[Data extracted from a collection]
* START *
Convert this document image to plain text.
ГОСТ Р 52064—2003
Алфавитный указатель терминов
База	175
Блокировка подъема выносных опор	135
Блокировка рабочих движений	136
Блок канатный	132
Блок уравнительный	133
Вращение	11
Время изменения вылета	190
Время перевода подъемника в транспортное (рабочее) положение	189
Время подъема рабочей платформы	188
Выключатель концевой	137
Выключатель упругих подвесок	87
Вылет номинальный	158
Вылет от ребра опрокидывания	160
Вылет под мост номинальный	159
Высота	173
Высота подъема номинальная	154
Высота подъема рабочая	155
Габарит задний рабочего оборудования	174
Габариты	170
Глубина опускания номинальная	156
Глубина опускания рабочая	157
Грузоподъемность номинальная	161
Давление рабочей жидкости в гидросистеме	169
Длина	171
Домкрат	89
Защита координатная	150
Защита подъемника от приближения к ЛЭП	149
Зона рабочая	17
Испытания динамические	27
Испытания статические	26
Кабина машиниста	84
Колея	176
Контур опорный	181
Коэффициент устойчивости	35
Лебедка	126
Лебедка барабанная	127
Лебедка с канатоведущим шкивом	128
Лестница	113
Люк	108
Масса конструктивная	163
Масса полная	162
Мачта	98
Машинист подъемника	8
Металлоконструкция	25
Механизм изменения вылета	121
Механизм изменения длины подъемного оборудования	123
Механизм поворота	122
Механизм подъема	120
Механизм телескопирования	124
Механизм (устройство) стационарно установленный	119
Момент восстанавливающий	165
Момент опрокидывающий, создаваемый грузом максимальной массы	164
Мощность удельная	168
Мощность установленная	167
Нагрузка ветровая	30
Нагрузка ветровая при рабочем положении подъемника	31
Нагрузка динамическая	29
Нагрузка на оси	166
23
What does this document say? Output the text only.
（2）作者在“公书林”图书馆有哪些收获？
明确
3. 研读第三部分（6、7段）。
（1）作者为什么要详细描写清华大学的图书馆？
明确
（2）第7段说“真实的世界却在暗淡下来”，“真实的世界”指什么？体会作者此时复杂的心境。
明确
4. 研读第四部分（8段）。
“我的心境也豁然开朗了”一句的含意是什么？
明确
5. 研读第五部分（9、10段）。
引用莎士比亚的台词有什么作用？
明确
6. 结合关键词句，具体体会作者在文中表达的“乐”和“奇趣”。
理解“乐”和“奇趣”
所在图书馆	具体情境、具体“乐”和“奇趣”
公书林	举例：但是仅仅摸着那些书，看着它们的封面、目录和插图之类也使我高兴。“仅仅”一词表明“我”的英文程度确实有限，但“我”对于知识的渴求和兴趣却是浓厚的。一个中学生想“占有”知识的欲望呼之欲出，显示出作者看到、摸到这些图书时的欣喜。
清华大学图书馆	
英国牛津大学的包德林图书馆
* END *
_WORK TO COMPLETE_
Reproduce the records word for word.

_THE ANSWER_
Convert this document image to plain text.
ГОСТ Р 52064—2003
Алфавитный указатель терминов
База	175
Блокировка подъема выносных опор	135
Блокировка рабочих движений	136
Блок канатный	132
Блок уравнительный	133
Вращение	11
Время изменения вылета	190
Время перевода подъемника в транспортное (рабочее) положение	189
Время подъема рабочей платформы	188
Выключатель концевой	137
Выключатель упругих подвесок	87
Вылет номинальный	158
Вылет от ребра опрокидывания	160
Вылет под мост номинальный	159
Высота	173
Высота подъема номинальная	154
Высота подъема рабочая	155
Габарит задний рабочего оборудования	174
Габариты	170
Глубина опускания номинальная	156
Глубина опускания рабочая	157
Грузоподъемность номинальная	161
Давление рабочей жидкости в гидросистеме	169
Длина	171
Домкрат	89
Защита координатная	150
Защита подъемника от приближения к ЛЭП	149
Зона рабочая	17
Испытания динамические	27
Испытания статические	26
Кабина машиниста	84
Колея	176
Контур опорный	181
Коэффициент устойчивости	35
Лебедка	126
Лебедка барабанная	127
Лебедка с канатоведущим шкивом	128
Лестница	113
Люк	108
Масса конструктивная	163
Масса полная	162
Мачта	98
Машинист подъемника	8
Металлоконструкция	25
Механизм изменения вылета	121
Механизм изменения длины подъемного оборудования	123
Механизм поворота	122
Механизм подъема	120
Механизм телескопирования	124
Механизм (устройство) стационарно установленный	119
Момент восстанавливающий	165
Момент опрокидывающий, создаваемый грузом максимальной массы	164
Мощность удельная	168
Мощность установленная	167
Нагрузка ветровая	30
Нагрузка ветровая при рабочем положении подъемника	31
Нагрузка динамическая	29
Нагрузка на оси	166
23
What does this document say? Output the text only.
（2）作者在“公书林”图书馆有哪些收获？
明确
3. 研读第三部分（6、7段）。
（1）作者为什么要详细描写清华大学的图书馆？
明确
（2）第7段说“真实的世界却在暗淡下来”，“真实的世界”指什么？体会作者此时复杂的心境。
明确
4. 研读第四部分（8段）。
“我的心境也豁然开朗了”一句的含意是什么？
明确
5. 研读第五部分（9、10段）。
引用莎士比亚的台词有什么作用？
明确
6. 结合关键词句，具体体会作者在文中表达的“乐”和“奇趣”。
理解“乐”和“奇趣”
所在图书馆	具体情境、具体“乐”和“奇趣”
公书林	举例：但是仅仅摸着那些书，看着它们的封面、目录和插图之类也使我高兴。“仅仅”一词表明“我”的英文程度确实有限，但“我”对于知识的渴求和兴趣却是浓厚的。一个中学生想“占有”知识的欲望呼之欲出，显示出作者看到、摸到这些图书时的欣喜。
清华大学图书馆	
英国牛津大学的包德林图书馆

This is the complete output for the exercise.